- [What is needed]: Pick out each line in these entries that contains the string "技术落伍".

- [Entries provided]:
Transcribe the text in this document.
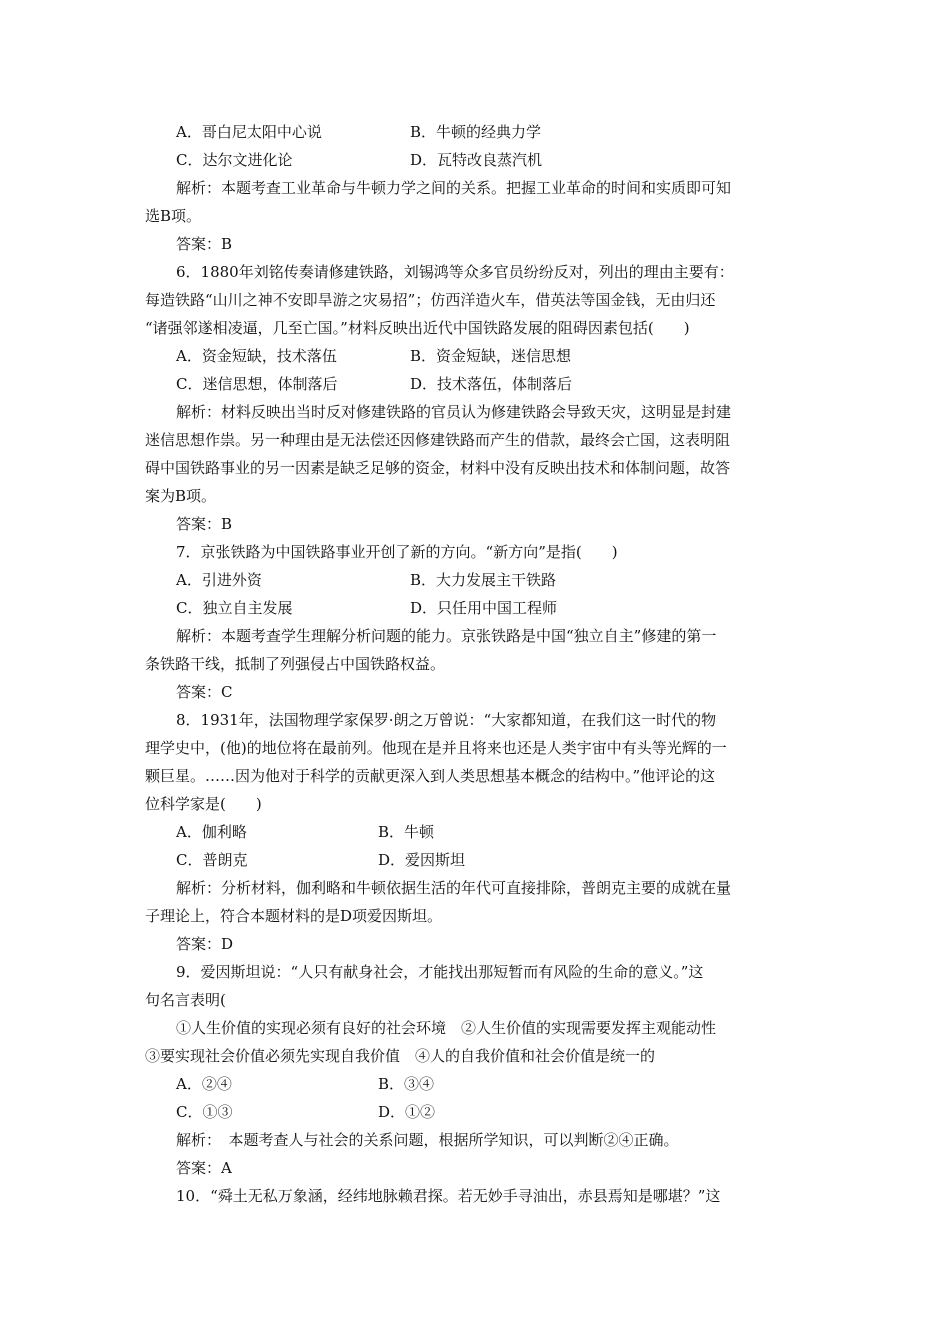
A．哥白尼太阳中心说	B．牛顿的经典力学
C．达尔文进化论	D．瓦特改良蒸汽机
解析：本题考查工业革命与牛顿力学之间的关系。把握工业革命的时间和实质即可知
选B项。
答案：B
6．1880年刘铭传奏请修建铁路，刘锡鸿等众多官员纷纷反对，列出的理由主要有：
每造铁路“山川之神不安即旱游之灾易招”；仿西洋造火车，借英法等国金钱，无由归还
“诸强邻遂相凌逼，几至亡国。”材料反映出近代中国铁路发展的阻碍因素包括(　　)
A．资金短缺，技术落伍	B．资金短缺，迷信思想
C．迷信思想，体制落后	D．技术落伍，体制落后
解析：材料反映出当时反对修建铁路的官员认为修建铁路会导致天灾，这明显是封建
迷信思想作祟。另一种理由是无法偿还因修建铁路而产生的借款，最终会亡国，这表明阻
碍中国铁路事业的另一因素是缺乏足够的资金，材料中没有反映出技术和体制问题，故答
案为B项。
答案：B
7．京张铁路为中国铁路事业开创了新的方向。“新方向”是指(　　)
A．引进外资	B．大力发展主干铁路
C．独立自主发展	D．只任用中国工程师
解析：本题考查学生理解分析问题的能力。京张铁路是中国“独立自主”修建的第一
条铁路干线，抵制了列强侵占中国铁路权益。
答案：C
8．1931年，法国物理学家保罗·朗之万曾说：“大家都知道，在我们这一时代的物
理学史中，(他)的地位将在最前列。他现在是并且将来也还是人类宇宙中有头等光辉的一
颗巨星。……因为他对于科学的贡献更深入到人类思想基本概念的结构中。”他评论的这
位科学家是(　　)
A．伽利略	B．牛顿
C．普朗克	D．爱因斯坦
解析：分析材料，伽利略和牛顿依据生活的年代可直接排除，普朗克主要的成就在量
子理论上，符合本题材料的是D项爱因斯坦。
答案：D
9．爱因斯坦说：“人只有献身社会，才能找出那短暂而有风险的生命的意义。”这
句名言表明(
①人生价值的实现必须有良好的社会环境　②人生价值的实现需要发挥主观能动性
③要实现社会价值必须先实现自我价值　④人的自我价值和社会价值是统一的
A．②④	B．③④
C．①③	D．①②
解析：　本题考查人与社会的关系问题，根据所学知识，可以判断②④正确。
答案：A
10．“舜土无私万象涵，经纬地脉赖君探。若无妙手寻油出，赤县焉知是哪堪？”这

- [Output for this task]:
A．资金短缺，技术落伍	B．资金短缺，迷信思想
C．迷信思想，体制落后	D．技术落伍，体制落后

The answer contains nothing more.